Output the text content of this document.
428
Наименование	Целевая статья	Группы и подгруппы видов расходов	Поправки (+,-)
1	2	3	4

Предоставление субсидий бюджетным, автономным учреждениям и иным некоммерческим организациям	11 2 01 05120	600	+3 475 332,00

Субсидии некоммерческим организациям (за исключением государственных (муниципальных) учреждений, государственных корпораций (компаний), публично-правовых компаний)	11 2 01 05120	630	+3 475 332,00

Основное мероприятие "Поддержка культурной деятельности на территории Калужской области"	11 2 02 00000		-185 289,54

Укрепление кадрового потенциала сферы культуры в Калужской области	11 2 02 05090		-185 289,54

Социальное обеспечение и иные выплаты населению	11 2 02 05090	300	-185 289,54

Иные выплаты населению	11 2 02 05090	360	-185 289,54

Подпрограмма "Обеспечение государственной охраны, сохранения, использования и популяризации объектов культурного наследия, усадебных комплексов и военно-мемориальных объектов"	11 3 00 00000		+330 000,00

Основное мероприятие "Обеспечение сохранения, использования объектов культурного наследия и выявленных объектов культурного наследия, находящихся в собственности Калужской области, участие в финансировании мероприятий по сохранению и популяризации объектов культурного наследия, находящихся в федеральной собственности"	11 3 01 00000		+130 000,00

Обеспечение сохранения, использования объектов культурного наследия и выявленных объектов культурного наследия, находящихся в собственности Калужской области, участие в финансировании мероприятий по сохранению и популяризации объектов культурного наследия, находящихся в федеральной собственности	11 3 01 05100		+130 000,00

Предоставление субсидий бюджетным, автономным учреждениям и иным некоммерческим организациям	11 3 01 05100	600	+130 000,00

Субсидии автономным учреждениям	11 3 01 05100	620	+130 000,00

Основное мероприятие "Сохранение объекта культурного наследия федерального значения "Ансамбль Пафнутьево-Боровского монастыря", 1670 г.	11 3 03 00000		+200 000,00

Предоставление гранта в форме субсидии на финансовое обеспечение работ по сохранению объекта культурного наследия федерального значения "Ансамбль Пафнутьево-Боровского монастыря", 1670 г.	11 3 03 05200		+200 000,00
+ + + +
**EXERCISE GOAL**
Look through the data and gather every line with the string "бюджетным" in it.

**SOLUTION**
Предоставление субсидий бюджетным, автономным учреждениям и иным некоммерческим организациям	11 2 01 05120	600	+3 475 332,00
Предоставление субсидий бюджетным, автономным учреждениям и иным некоммерческим организациям	11 3 01 05100	600	+130 000,00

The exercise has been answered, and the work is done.